Exercise instructions: Rewrite the listing below, replacing every "tweet-body-line" with "post-text-line" and leaving everything else unchanged. Omit the pictures.

Material for the task:
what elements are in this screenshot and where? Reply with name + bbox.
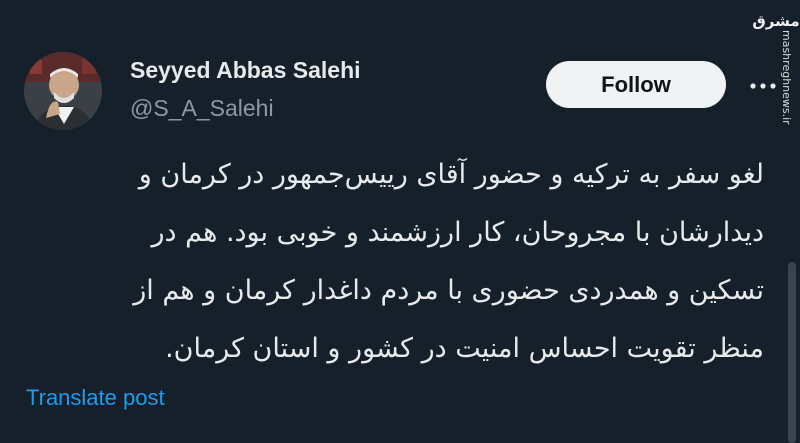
tweet-body: لغو سفر به ترکیه و حضور آقای رییس‌جمهور … [28, 146, 764, 378]
avatar[interactable] [24, 52, 102, 130]
author-name[interactable]: Seyyed Abbas Salehi [130, 57, 361, 84]
watermark-url: mashreghnews.ir [780, 30, 793, 125]
watermark-logo: مشرق [752, 12, 800, 30]
scrollbar[interactable] [788, 262, 796, 443]
tweet-body-line: منظر تقویت احساس امنیت در کشور و استان ک… [165, 333, 764, 364]
tweet-body-line: لغو سفر به ترکیه و حضور آقای رییس‌جمهور … [138, 159, 764, 190]
translate-post-link[interactable]: Translate post [26, 385, 165, 411]
follow-button[interactable]: Follow [546, 61, 726, 108]
tweet-body-line: دیدارشان با مجروحان، کار ارزشمند و خوبی … [151, 217, 764, 248]
tweet-body-line: تسکین و همدردی حضوری با مردم داغدار کرما… [133, 275, 764, 306]
watermark: مشرق mashreghnews.ir [752, 0, 800, 160]
author-handle[interactable]: @S_A_Salehi [130, 95, 274, 122]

Task result:
what elements are in this screenshot and where? Reply with name + bbox.
tweet-body: لغو سفر به ترکیه و حضور آقای رییس‌جمهور … [28, 146, 764, 378]
avatar[interactable] [24, 52, 102, 130]
author-name[interactable]: Seyyed Abbas Salehi [130, 57, 361, 84]
watermark-url: mashreghnews.ir [780, 30, 793, 125]
watermark-logo: مشرق [752, 12, 800, 30]
scrollbar[interactable] [788, 262, 796, 443]
post-text-line: منظر تقویت احساس امنیت در کشور و استان ک… [165, 333, 764, 364]
post-text-line: لغو سفر به ترکیه و حضور آقای رییس‌جمهور … [138, 159, 764, 190]
translate-post-link[interactable]: Translate post [26, 385, 165, 411]
follow-button[interactable]: Follow [546, 61, 726, 108]
post-text-line: دیدارشان با مجروحان، کار ارزشمند و خوبی … [151, 217, 764, 248]
post-text-line: تسکین و همدردی حضوری با مردم داغدار کرما… [133, 275, 764, 306]
watermark: مشرق mashreghnews.ir [752, 0, 800, 160]
author-handle[interactable]: @S_A_Salehi [130, 95, 274, 122]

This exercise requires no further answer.